§ **What is asked**
Below is a block of records: output all of them exactly and leave out the pictures.

# START OF Information provided

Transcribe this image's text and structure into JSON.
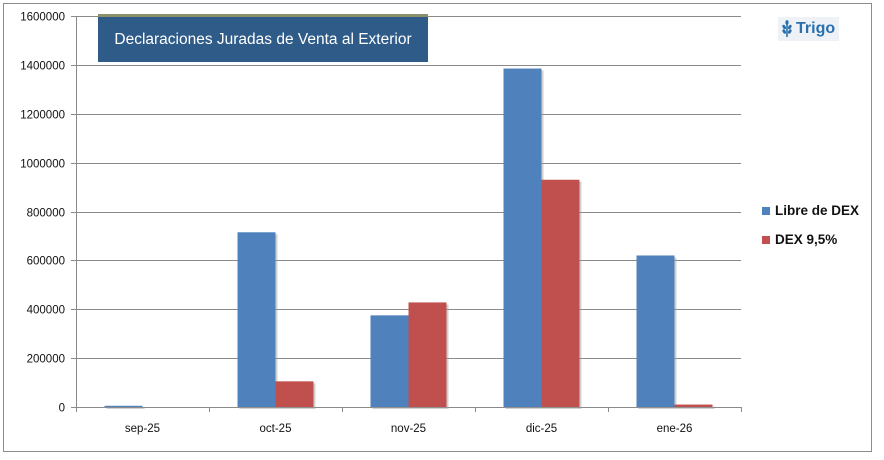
{
  "badge": {
    "label": "Trigo",
    "icon": "wheat-icon"
  },
  "chart_data": {
    "type": "bar",
    "title": "Declaraciones Juradas de Venta al Exterior",
    "categories": [
      "sep-25",
      "oct-25",
      "nov-25",
      "dic-25",
      "ene-26"
    ],
    "series": [
      {
        "name": "Libre de DEX",
        "color": "#4f81bd",
        "values": [
          5000,
          715000,
          375000,
          1385000,
          620000
        ]
      },
      {
        "name": "DEX 9,5%",
        "color": "#c0504d",
        "values": [
          0,
          105000,
          428000,
          930000,
          10000
        ]
      }
    ],
    "ylim": [
      0,
      1600000
    ],
    "yticks": [
      0,
      200000,
      400000,
      600000,
      800000,
      1000000,
      1200000,
      1400000,
      1600000
    ],
    "ytick_labels": [
      "0",
      "200000",
      "400000",
      "600000",
      "800000",
      "1000000",
      "1200000",
      "1400000",
      "1600000"
    ],
    "grid": true,
    "legend": "right",
    "xlabel": "",
    "ylabel": ""
  }
}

# END OF Information provided

§ **Exercise answer**
Transcribe this image's text and structure into JSON.
{
  "badge": {
    "label": "Trigo",
    "icon": "wheat-icon"
  },
  "chart_data": {
    "type": "bar",
    "title": "Declaraciones Juradas de Venta al Exterior",
    "categories": [
      "sep-25",
      "oct-25",
      "nov-25",
      "dic-25",
      "ene-26"
    ],
    "series": [
      {
        "name": "Libre de DEX",
        "color": "#4f81bd",
        "values": [
          5000,
          715000,
          375000,
          1385000,
          620000
        ]
      },
      {
        "name": "DEX 9,5%",
        "color": "#c0504d",
        "values": [
          0,
          105000,
          428000,
          930000,
          10000
        ]
      }
    ],
    "ylim": [
      0,
      1600000
    ],
    "yticks": [
      0,
      200000,
      400000,
      600000,
      800000,
      1000000,
      1200000,
      1400000,
      1600000
    ],
    "ytick_labels": [
      "0",
      "200000",
      "400000",
      "600000",
      "800000",
      "1000000",
      "1200000",
      "1400000",
      "1600000"
    ],
    "grid": true,
    "legend": "right",
    "xlabel": "",
    "ylabel": ""
  }
}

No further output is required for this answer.